WHAT YOU ARE ASKED TO DO
Look through the material below. Copy each line that contains the string "Display".

(Chart and figure data)
....

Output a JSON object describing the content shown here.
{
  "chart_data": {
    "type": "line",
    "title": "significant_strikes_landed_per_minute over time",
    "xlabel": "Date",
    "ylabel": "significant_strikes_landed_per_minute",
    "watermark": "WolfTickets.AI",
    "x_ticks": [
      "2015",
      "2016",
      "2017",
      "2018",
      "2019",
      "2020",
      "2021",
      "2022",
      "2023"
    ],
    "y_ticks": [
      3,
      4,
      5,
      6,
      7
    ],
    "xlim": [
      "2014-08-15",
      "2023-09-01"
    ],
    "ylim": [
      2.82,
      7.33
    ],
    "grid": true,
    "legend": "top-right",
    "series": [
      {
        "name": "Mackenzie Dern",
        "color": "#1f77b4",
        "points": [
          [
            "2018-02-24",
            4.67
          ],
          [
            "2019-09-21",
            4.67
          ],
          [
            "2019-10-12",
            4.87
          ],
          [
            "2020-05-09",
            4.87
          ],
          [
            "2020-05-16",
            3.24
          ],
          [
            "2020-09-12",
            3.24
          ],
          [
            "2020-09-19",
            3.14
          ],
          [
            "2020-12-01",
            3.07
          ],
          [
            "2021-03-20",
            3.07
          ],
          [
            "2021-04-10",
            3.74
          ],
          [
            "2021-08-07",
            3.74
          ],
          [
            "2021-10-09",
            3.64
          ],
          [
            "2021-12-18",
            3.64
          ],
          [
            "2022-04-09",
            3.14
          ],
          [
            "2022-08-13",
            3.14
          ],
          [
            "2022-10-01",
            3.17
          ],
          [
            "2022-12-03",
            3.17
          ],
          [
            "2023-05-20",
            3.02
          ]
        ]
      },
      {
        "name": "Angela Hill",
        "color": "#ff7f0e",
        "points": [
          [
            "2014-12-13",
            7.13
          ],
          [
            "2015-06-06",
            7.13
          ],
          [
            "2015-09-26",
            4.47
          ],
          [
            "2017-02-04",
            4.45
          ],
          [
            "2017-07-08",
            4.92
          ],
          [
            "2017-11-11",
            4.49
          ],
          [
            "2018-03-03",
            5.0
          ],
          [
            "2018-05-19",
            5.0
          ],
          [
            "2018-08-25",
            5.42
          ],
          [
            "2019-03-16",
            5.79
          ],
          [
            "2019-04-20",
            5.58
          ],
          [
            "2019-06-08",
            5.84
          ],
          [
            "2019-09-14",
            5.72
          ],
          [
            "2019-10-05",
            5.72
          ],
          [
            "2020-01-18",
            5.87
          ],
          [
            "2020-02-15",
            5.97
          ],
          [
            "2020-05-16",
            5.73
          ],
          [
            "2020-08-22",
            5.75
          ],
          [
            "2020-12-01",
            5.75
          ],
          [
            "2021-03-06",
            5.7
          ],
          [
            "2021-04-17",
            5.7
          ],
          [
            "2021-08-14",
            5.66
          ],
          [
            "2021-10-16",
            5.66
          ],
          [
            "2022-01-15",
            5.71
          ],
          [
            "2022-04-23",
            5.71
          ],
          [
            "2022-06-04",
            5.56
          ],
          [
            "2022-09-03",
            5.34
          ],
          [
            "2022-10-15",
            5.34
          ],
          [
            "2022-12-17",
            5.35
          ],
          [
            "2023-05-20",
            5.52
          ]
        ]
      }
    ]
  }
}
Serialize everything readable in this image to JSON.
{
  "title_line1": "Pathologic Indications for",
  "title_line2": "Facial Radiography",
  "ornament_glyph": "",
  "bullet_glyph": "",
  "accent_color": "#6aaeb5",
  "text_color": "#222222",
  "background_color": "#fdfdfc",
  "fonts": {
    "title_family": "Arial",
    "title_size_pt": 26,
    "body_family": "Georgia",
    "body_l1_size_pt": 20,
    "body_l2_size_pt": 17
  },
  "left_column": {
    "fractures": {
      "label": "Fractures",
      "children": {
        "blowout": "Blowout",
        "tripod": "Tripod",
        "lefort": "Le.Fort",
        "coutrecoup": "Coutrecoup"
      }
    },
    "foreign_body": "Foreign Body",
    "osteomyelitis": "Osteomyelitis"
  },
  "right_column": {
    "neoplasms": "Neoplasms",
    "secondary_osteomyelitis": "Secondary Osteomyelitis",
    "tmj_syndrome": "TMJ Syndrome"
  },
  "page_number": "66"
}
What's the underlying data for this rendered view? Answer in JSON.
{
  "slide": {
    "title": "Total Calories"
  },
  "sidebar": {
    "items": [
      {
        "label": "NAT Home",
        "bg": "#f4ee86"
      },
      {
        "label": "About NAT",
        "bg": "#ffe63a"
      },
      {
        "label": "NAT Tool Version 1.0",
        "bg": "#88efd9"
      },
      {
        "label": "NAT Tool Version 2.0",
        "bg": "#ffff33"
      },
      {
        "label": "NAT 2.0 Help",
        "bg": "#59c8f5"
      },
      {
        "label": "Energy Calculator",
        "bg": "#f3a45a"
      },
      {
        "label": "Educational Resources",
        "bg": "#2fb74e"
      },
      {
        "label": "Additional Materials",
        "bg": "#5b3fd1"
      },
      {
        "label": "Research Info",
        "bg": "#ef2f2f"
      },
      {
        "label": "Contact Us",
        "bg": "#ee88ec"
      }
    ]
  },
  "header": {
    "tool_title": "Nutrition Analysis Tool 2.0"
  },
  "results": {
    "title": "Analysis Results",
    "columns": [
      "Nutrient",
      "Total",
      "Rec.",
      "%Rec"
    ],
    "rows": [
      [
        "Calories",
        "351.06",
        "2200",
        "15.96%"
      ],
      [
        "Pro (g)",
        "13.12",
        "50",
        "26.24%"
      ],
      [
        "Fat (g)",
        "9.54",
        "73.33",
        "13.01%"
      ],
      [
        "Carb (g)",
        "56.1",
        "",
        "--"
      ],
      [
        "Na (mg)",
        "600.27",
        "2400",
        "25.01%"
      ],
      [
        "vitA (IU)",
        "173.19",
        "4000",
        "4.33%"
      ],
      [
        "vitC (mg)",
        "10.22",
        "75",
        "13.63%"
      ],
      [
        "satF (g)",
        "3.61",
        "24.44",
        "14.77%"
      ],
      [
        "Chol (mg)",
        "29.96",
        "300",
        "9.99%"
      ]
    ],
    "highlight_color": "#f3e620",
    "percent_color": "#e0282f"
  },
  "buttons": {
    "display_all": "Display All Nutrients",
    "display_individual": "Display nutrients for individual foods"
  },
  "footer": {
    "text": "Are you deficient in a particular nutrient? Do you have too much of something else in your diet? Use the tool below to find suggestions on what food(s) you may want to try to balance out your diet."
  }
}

....

EXERCISE RESPONSE
    "display_all": "Display All Nutrients",
    "display_individual": "Display nutrients for individual foods"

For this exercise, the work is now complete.